**Written exercise:** Without including any pictures, write out the listing below exactly.

### Material

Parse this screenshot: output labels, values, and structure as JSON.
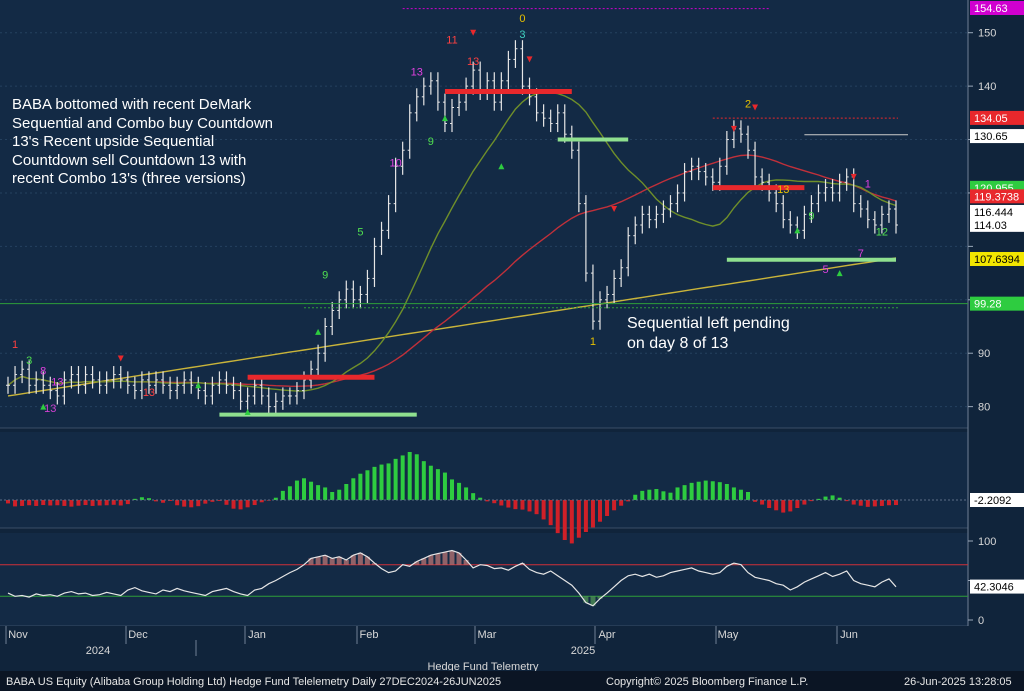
{
  "annotations": {
    "left": "BABA bottomed with recent DeMark Sequential and Combo buy Countdown 13's Recent upside Sequential Countdown sell Countdown 13 with recent Combo 13's (three versions)",
    "right": "Sequential left pending on day 8 of 13"
  },
  "footer": {
    "security": "BABA US Equity (Alibaba Group Holding Ltd) Hedge Fund Telelemetry  Daily 27DEC2024-26JUN2025",
    "copyright": "Copyright© 2025 Bloomberg Finance L.P.",
    "timestamp": "26-Jun-2025 13:28:05"
  },
  "chart_data": [
    {
      "type": "candlestick",
      "panel": "price",
      "y_ticks": [
        80,
        90,
        100,
        110,
        120,
        130,
        140,
        150
      ],
      "y_tick_labels": [
        "80",
        "90",
        "",
        "",
        "",
        "",
        "140",
        "150"
      ],
      "ylim": [
        76,
        155
      ],
      "price_labels": [
        {
          "text": "154.63",
          "value": 154.63,
          "color": "#d000d0"
        },
        {
          "text": "134.05",
          "value": 134.05,
          "color": "#e8282c"
        },
        {
          "text": "130.65",
          "value": 130.65,
          "color": "#ffffff"
        },
        {
          "text": "120.955",
          "value": 120.955,
          "color": "#2ecc40"
        },
        {
          "text": "119.3738",
          "value": 119.3738,
          "color": "#e8282c"
        },
        {
          "text": "116.444",
          "value": 116.444,
          "color": "#ffffff"
        },
        {
          "text": "114.03",
          "value": 114.03,
          "color": "#ffffff"
        },
        {
          "text": "107.6394",
          "value": 107.6394,
          "color": "#f2e600"
        },
        {
          "text": "99.28",
          "value": 99.28,
          "color": "#2ecc40"
        }
      ],
      "x_month_labels": [
        "Nov",
        "Dec",
        "Jan",
        "Feb",
        "Mar",
        "Apr",
        "May",
        "Jun"
      ],
      "x_year_labels": [
        "2024",
        "2025"
      ],
      "xlabel": "Hedge Fund Telemetry",
      "close_series": [
        84,
        86,
        87,
        84,
        85,
        84,
        83,
        82,
        85,
        86,
        84,
        86,
        85,
        84,
        85,
        86,
        85,
        84,
        83,
        85,
        84,
        85,
        84,
        83,
        84,
        85,
        84,
        83,
        82,
        84,
        85,
        84,
        83,
        81,
        82,
        84,
        82,
        80,
        81,
        82,
        82,
        83,
        85,
        87,
        90,
        95,
        98,
        100,
        102,
        100,
        101,
        104,
        110,
        113,
        118,
        125,
        128,
        135,
        138,
        140,
        141,
        137,
        133,
        136,
        137,
        140,
        143,
        139,
        141,
        137,
        141,
        145,
        147,
        140,
        138,
        135,
        134,
        133,
        135,
        131,
        128,
        118,
        105,
        96,
        100,
        101,
        104,
        106,
        112,
        114,
        116,
        115,
        116,
        117,
        118,
        120,
        124,
        125,
        124,
        123,
        122,
        125,
        130,
        132,
        131,
        128,
        123,
        122,
        120,
        118,
        115,
        114,
        113,
        116,
        118,
        120,
        121,
        120,
        122,
        123,
        118,
        117,
        115,
        114,
        116,
        117,
        114
      ]
    },
    {
      "type": "bar",
      "panel": "oscillator",
      "value_label": "-2.2092",
      "value": -2.2092,
      "values": [
        -1.5,
        -2.8,
        -2.6,
        -2.3,
        -2.6,
        -2.2,
        -2.4,
        -2.3,
        -2.6,
        -2.9,
        -2.5,
        -2.2,
        -2.6,
        -2.4,
        -2.3,
        -2.1,
        -2.4,
        -1.8,
        0.5,
        1.2,
        0.8,
        -0.6,
        -1.2,
        -0.4,
        -2.3,
        -2.9,
        -3.2,
        -2.7,
        -1.6,
        -0.8,
        -0.4,
        -2.1,
        -3.8,
        -4.1,
        -3.2,
        -2.2,
        -1.0,
        -0.3,
        1.0,
        4.0,
        6.0,
        8.5,
        9.5,
        8.0,
        6.5,
        5.5,
        3.5,
        4.5,
        7.0,
        9.5,
        11.5,
        13.0,
        14.5,
        15.5,
        16.0,
        18.0,
        19.5,
        21.0,
        20.0,
        17.0,
        15.0,
        13.5,
        12.0,
        9.0,
        7.5,
        5.5,
        3.0,
        1.0,
        -0.6,
        -1.4,
        -2.4,
        -3.3,
        -4.0,
        -4.2,
        -5.0,
        -6.2,
        -8.5,
        -11.0,
        -14.5,
        -17.5,
        -19.0,
        -16.5,
        -14.0,
        -12.0,
        -9.5,
        -7.0,
        -4.5,
        -2.5,
        -0.6,
        2.3,
        4.0,
        4.5,
        4.8,
        3.8,
        3.2,
        5.5,
        6.5,
        7.5,
        8.0,
        8.5,
        8.2,
        7.8,
        7.0,
        5.5,
        4.5,
        3.5,
        -0.8,
        -2.0,
        -3.5,
        -4.5,
        -5.5,
        -5.0,
        -3.5,
        -2.0,
        -0.5,
        0.5,
        1.5,
        2.0,
        1.0,
        -0.5,
        -2.0,
        -2.5,
        -3.0,
        -2.8,
        -2.6,
        -2.3,
        -2.2
      ]
    },
    {
      "type": "line",
      "panel": "rsi",
      "value_label": "42.3046",
      "value": 42.3046,
      "y_ticks": [
        0,
        50,
        100
      ],
      "y_tick_labels": [
        "0",
        "",
        "100"
      ],
      "upper_band": 70,
      "lower_band": 30,
      "values": [
        34,
        30,
        31,
        29,
        33,
        31,
        32,
        30,
        34,
        36,
        33,
        34,
        31,
        32,
        35,
        33,
        31,
        38,
        41,
        37,
        35,
        33,
        38,
        36,
        40,
        37,
        35,
        33,
        31,
        36,
        38,
        40,
        36,
        33,
        31,
        38,
        40,
        46,
        50,
        55,
        60,
        64,
        70,
        78,
        80,
        82,
        78,
        80,
        76,
        82,
        85,
        80,
        72,
        65,
        60,
        62,
        70,
        68,
        74,
        78,
        82,
        84,
        86,
        88,
        85,
        76,
        66,
        70,
        69,
        65,
        66,
        63,
        68,
        72,
        64,
        60,
        58,
        62,
        56,
        50,
        44,
        34,
        22,
        18,
        27,
        34,
        42,
        50,
        56,
        58,
        55,
        58,
        54,
        56,
        60,
        62,
        64,
        66,
        62,
        60,
        58,
        60,
        68,
        72,
        70,
        60,
        54,
        52,
        50,
        46,
        44,
        38,
        42,
        48,
        52,
        56,
        60,
        55,
        58,
        62,
        50,
        46,
        44,
        42,
        48,
        52,
        42
      ]
    }
  ]
}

######

**Solution to this exercise:**
Parse this screenshot: output labels, values, and structure as JSON.
{
  "annotations": {
    "left": "BABA bottomed with recent DeMark Sequential and Combo buy Countdown 13's Recent upside Sequential Countdown sell Countdown 13 with recent Combo 13's (three versions)",
    "right": "Sequential left pending on day 8 of 13"
  },
  "footer": {
    "security": "BABA US Equity (Alibaba Group Holding Ltd) Hedge Fund Telelemetry  Daily 27DEC2024-26JUN2025",
    "copyright": "Copyright© 2025 Bloomberg Finance L.P.",
    "timestamp": "26-Jun-2025 13:28:05"
  },
  "chart_data": [
    {
      "type": "candlestick",
      "panel": "price",
      "y_ticks": [
        80,
        90,
        100,
        110,
        120,
        130,
        140,
        150
      ],
      "y_tick_labels": [
        "80",
        "90",
        "",
        "",
        "",
        "",
        "140",
        "150"
      ],
      "ylim": [
        76,
        155
      ],
      "price_labels": [
        {
          "text": "154.63",
          "value": 154.63,
          "color": "#d000d0"
        },
        {
          "text": "134.05",
          "value": 134.05,
          "color": "#e8282c"
        },
        {
          "text": "130.65",
          "value": 130.65,
          "color": "#ffffff"
        },
        {
          "text": "120.955",
          "value": 120.955,
          "color": "#2ecc40"
        },
        {
          "text": "119.3738",
          "value": 119.3738,
          "color": "#e8282c"
        },
        {
          "text": "116.444",
          "value": 116.444,
          "color": "#ffffff"
        },
        {
          "text": "114.03",
          "value": 114.03,
          "color": "#ffffff"
        },
        {
          "text": "107.6394",
          "value": 107.6394,
          "color": "#f2e600"
        },
        {
          "text": "99.28",
          "value": 99.28,
          "color": "#2ecc40"
        }
      ],
      "x_month_labels": [
        "Nov",
        "Dec",
        "Jan",
        "Feb",
        "Mar",
        "Apr",
        "May",
        "Jun"
      ],
      "x_year_labels": [
        "2024",
        "2025"
      ],
      "xlabel": "Hedge Fund Telemetry",
      "close_series": [
        84,
        86,
        87,
        84,
        85,
        84,
        83,
        82,
        85,
        86,
        84,
        86,
        85,
        84,
        85,
        86,
        85,
        84,
        83,
        85,
        84,
        85,
        84,
        83,
        84,
        85,
        84,
        83,
        82,
        84,
        85,
        84,
        83,
        81,
        82,
        84,
        82,
        80,
        81,
        82,
        82,
        83,
        85,
        87,
        90,
        95,
        98,
        100,
        102,
        100,
        101,
        104,
        110,
        113,
        118,
        125,
        128,
        135,
        138,
        140,
        141,
        137,
        133,
        136,
        137,
        140,
        143,
        139,
        141,
        137,
        141,
        145,
        147,
        140,
        138,
        135,
        134,
        133,
        135,
        131,
        128,
        118,
        105,
        96,
        100,
        101,
        104,
        106,
        112,
        114,
        116,
        115,
        116,
        117,
        118,
        120,
        124,
        125,
        124,
        123,
        122,
        125,
        130,
        132,
        131,
        128,
        123,
        122,
        120,
        118,
        115,
        114,
        113,
        116,
        118,
        120,
        121,
        120,
        122,
        123,
        118,
        117,
        115,
        114,
        116,
        117,
        114
      ]
    },
    {
      "type": "bar",
      "panel": "oscillator",
      "value_label": "-2.2092",
      "value": -2.2092,
      "values": [
        -1.5,
        -2.8,
        -2.6,
        -2.3,
        -2.6,
        -2.2,
        -2.4,
        -2.3,
        -2.6,
        -2.9,
        -2.5,
        -2.2,
        -2.6,
        -2.4,
        -2.3,
        -2.1,
        -2.4,
        -1.8,
        0.5,
        1.2,
        0.8,
        -0.6,
        -1.2,
        -0.4,
        -2.3,
        -2.9,
        -3.2,
        -2.7,
        -1.6,
        -0.8,
        -0.4,
        -2.1,
        -3.8,
        -4.1,
        -3.2,
        -2.2,
        -1.0,
        -0.3,
        1.0,
        4.0,
        6.0,
        8.5,
        9.5,
        8.0,
        6.5,
        5.5,
        3.5,
        4.5,
        7.0,
        9.5,
        11.5,
        13.0,
        14.5,
        15.5,
        16.0,
        18.0,
        19.5,
        21.0,
        20.0,
        17.0,
        15.0,
        13.5,
        12.0,
        9.0,
        7.5,
        5.5,
        3.0,
        1.0,
        -0.6,
        -1.4,
        -2.4,
        -3.3,
        -4.0,
        -4.2,
        -5.0,
        -6.2,
        -8.5,
        -11.0,
        -14.5,
        -17.5,
        -19.0,
        -16.5,
        -14.0,
        -12.0,
        -9.5,
        -7.0,
        -4.5,
        -2.5,
        -0.6,
        2.3,
        4.0,
        4.5,
        4.8,
        3.8,
        3.2,
        5.5,
        6.5,
        7.5,
        8.0,
        8.5,
        8.2,
        7.8,
        7.0,
        5.5,
        4.5,
        3.5,
        -0.8,
        -2.0,
        -3.5,
        -4.5,
        -5.5,
        -5.0,
        -3.5,
        -2.0,
        -0.5,
        0.5,
        1.5,
        2.0,
        1.0,
        -0.5,
        -2.0,
        -2.5,
        -3.0,
        -2.8,
        -2.6,
        -2.3,
        -2.2
      ]
    },
    {
      "type": "line",
      "panel": "rsi",
      "value_label": "42.3046",
      "value": 42.3046,
      "y_ticks": [
        0,
        50,
        100
      ],
      "y_tick_labels": [
        "0",
        "",
        "100"
      ],
      "upper_band": 70,
      "lower_band": 30,
      "values": [
        34,
        30,
        31,
        29,
        33,
        31,
        32,
        30,
        34,
        36,
        33,
        34,
        31,
        32,
        35,
        33,
        31,
        38,
        41,
        37,
        35,
        33,
        38,
        36,
        40,
        37,
        35,
        33,
        31,
        36,
        38,
        40,
        36,
        33,
        31,
        38,
        40,
        46,
        50,
        55,
        60,
        64,
        70,
        78,
        80,
        82,
        78,
        80,
        76,
        82,
        85,
        80,
        72,
        65,
        60,
        62,
        70,
        68,
        74,
        78,
        82,
        84,
        86,
        88,
        85,
        76,
        66,
        70,
        69,
        65,
        66,
        63,
        68,
        72,
        64,
        60,
        58,
        62,
        56,
        50,
        44,
        34,
        22,
        18,
        27,
        34,
        42,
        50,
        56,
        58,
        55,
        58,
        54,
        56,
        60,
        62,
        64,
        66,
        62,
        60,
        58,
        60,
        68,
        72,
        70,
        60,
        54,
        52,
        50,
        46,
        44,
        38,
        42,
        48,
        52,
        56,
        60,
        55,
        58,
        62,
        50,
        46,
        44,
        42,
        48,
        52,
        42
      ]
    }
  ]
}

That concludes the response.